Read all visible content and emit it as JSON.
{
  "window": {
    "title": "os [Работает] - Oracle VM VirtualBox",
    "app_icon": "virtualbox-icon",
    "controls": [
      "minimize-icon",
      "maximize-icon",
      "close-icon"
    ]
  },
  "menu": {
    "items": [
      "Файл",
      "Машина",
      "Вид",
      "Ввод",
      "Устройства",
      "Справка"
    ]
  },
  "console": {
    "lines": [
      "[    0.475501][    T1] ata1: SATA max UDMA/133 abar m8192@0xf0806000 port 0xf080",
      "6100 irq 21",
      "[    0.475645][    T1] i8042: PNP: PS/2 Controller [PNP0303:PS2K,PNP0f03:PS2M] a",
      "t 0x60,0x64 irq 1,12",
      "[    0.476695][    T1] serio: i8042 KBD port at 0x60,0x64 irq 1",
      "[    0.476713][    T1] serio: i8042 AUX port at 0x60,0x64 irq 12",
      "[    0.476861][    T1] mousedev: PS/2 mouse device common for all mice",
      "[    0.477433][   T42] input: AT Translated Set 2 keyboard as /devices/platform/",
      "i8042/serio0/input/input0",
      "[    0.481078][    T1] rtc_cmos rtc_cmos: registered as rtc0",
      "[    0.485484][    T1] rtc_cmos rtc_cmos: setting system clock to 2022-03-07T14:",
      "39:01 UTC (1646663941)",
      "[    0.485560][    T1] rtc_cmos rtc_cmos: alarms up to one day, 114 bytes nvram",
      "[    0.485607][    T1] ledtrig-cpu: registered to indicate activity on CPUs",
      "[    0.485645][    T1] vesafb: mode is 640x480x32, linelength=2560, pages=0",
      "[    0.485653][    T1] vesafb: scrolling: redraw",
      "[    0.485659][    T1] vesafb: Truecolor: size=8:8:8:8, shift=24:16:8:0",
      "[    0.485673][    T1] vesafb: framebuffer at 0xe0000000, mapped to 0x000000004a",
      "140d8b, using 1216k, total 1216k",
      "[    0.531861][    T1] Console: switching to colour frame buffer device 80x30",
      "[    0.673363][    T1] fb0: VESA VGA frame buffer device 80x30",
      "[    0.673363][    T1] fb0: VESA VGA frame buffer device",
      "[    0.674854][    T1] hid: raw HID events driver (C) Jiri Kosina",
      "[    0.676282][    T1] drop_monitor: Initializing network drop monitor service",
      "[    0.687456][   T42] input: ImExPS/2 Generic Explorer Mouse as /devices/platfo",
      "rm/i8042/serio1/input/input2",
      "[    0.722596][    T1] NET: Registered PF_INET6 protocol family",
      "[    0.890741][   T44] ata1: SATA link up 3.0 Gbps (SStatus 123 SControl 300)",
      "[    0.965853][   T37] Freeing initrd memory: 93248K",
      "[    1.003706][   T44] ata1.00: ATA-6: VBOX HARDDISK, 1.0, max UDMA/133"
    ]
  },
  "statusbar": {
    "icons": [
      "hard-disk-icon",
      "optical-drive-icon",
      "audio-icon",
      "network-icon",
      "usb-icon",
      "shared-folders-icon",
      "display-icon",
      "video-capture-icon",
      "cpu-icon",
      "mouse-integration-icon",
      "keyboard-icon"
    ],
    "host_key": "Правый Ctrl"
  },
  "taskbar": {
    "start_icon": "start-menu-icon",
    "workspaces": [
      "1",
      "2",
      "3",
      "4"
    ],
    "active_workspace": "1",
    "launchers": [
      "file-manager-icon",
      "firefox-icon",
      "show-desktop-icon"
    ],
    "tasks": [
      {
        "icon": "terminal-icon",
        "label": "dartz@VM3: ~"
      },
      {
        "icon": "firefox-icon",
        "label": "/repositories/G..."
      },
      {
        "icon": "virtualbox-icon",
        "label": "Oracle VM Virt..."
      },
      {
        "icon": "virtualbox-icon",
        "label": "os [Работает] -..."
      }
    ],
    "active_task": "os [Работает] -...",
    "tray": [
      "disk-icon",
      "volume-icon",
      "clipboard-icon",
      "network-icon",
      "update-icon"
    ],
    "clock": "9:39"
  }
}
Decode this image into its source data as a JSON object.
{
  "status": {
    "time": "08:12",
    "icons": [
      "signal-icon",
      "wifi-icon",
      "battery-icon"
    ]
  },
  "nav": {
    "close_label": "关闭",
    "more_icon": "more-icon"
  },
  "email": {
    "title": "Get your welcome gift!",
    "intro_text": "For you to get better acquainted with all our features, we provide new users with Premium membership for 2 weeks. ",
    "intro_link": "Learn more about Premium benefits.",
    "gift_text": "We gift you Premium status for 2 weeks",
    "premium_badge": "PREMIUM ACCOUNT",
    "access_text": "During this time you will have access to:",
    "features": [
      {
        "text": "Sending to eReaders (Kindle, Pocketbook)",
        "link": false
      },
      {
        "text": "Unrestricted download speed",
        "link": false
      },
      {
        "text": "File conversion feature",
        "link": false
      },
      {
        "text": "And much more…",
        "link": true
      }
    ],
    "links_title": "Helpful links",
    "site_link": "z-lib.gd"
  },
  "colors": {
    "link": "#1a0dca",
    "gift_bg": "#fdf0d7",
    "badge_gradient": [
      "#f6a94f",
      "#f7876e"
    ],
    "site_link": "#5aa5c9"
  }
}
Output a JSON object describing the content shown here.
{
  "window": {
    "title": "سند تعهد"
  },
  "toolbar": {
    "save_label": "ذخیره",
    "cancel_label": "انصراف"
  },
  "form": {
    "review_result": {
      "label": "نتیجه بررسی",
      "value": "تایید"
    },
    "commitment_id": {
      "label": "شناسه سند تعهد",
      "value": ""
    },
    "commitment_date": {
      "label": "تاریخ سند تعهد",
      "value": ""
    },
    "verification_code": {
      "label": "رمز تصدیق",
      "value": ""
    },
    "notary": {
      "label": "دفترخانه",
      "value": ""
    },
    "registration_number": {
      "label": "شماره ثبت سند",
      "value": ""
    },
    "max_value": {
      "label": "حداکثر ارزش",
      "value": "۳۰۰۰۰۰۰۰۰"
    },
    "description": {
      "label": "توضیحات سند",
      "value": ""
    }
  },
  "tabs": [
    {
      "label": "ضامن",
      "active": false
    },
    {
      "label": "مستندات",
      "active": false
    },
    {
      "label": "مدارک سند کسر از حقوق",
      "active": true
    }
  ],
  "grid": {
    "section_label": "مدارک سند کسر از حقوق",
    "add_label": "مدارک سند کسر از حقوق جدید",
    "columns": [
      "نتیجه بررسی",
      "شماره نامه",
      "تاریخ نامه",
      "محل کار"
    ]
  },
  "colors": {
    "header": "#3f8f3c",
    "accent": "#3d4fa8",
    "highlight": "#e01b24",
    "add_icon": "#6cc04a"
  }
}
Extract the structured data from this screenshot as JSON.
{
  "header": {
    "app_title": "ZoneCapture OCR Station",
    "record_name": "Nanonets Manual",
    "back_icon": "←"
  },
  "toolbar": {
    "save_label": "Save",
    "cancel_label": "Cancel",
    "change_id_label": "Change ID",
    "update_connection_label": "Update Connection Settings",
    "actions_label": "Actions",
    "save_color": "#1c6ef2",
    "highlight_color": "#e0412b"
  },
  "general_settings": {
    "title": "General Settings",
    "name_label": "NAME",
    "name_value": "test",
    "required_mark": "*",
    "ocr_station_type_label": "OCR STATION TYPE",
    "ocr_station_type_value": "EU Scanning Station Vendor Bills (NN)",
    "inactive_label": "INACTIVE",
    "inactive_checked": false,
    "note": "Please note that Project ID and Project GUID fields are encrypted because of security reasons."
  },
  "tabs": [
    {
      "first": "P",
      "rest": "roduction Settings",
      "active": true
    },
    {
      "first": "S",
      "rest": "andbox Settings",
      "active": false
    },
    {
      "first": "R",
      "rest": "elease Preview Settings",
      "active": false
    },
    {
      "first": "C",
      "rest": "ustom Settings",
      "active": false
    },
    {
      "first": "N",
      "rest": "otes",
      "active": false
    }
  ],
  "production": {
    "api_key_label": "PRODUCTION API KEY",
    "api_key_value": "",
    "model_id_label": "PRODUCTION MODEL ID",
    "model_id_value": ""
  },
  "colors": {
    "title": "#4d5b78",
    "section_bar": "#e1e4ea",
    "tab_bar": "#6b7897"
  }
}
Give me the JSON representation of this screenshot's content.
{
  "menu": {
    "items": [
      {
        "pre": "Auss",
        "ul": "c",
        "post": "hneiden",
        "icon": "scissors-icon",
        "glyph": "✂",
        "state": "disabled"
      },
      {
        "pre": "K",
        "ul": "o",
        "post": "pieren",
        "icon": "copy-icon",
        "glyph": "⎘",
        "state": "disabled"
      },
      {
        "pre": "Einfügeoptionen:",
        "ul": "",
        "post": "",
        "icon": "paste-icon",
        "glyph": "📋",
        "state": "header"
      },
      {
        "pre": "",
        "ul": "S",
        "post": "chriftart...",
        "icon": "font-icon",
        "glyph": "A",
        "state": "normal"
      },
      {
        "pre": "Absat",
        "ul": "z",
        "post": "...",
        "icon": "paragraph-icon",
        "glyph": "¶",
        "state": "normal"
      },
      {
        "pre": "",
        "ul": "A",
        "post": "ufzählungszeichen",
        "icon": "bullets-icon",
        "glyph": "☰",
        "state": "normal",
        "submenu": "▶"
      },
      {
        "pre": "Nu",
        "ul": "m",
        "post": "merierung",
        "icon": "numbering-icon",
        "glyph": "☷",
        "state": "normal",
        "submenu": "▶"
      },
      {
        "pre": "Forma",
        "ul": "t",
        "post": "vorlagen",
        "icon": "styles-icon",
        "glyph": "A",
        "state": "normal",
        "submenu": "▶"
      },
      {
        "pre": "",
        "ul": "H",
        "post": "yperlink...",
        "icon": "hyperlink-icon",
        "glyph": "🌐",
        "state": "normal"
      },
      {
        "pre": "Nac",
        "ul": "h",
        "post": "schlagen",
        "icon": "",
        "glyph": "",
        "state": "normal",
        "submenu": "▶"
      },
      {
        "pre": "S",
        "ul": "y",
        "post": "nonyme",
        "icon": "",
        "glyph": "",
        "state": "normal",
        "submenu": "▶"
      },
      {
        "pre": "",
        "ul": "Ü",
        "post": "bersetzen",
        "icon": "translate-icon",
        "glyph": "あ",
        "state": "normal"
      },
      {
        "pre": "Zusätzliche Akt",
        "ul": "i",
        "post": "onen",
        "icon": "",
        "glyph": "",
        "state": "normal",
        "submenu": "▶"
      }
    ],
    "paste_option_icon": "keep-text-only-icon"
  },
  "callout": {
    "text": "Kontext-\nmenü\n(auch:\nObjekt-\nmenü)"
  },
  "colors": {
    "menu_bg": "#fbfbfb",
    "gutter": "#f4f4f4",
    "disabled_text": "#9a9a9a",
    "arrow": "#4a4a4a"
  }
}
+++++
* _REQUIREMENT_:
Using the listing above, list every line in which the string "حقوق" occurs.

* _EXERCISE SOLUTION_:
      "label": "مدارک سند کسر از حقوق",
    "section_label": "مدارک سند کسر از حقوق",
    "add_label": "مدارک سند کسر از حقوق جدید",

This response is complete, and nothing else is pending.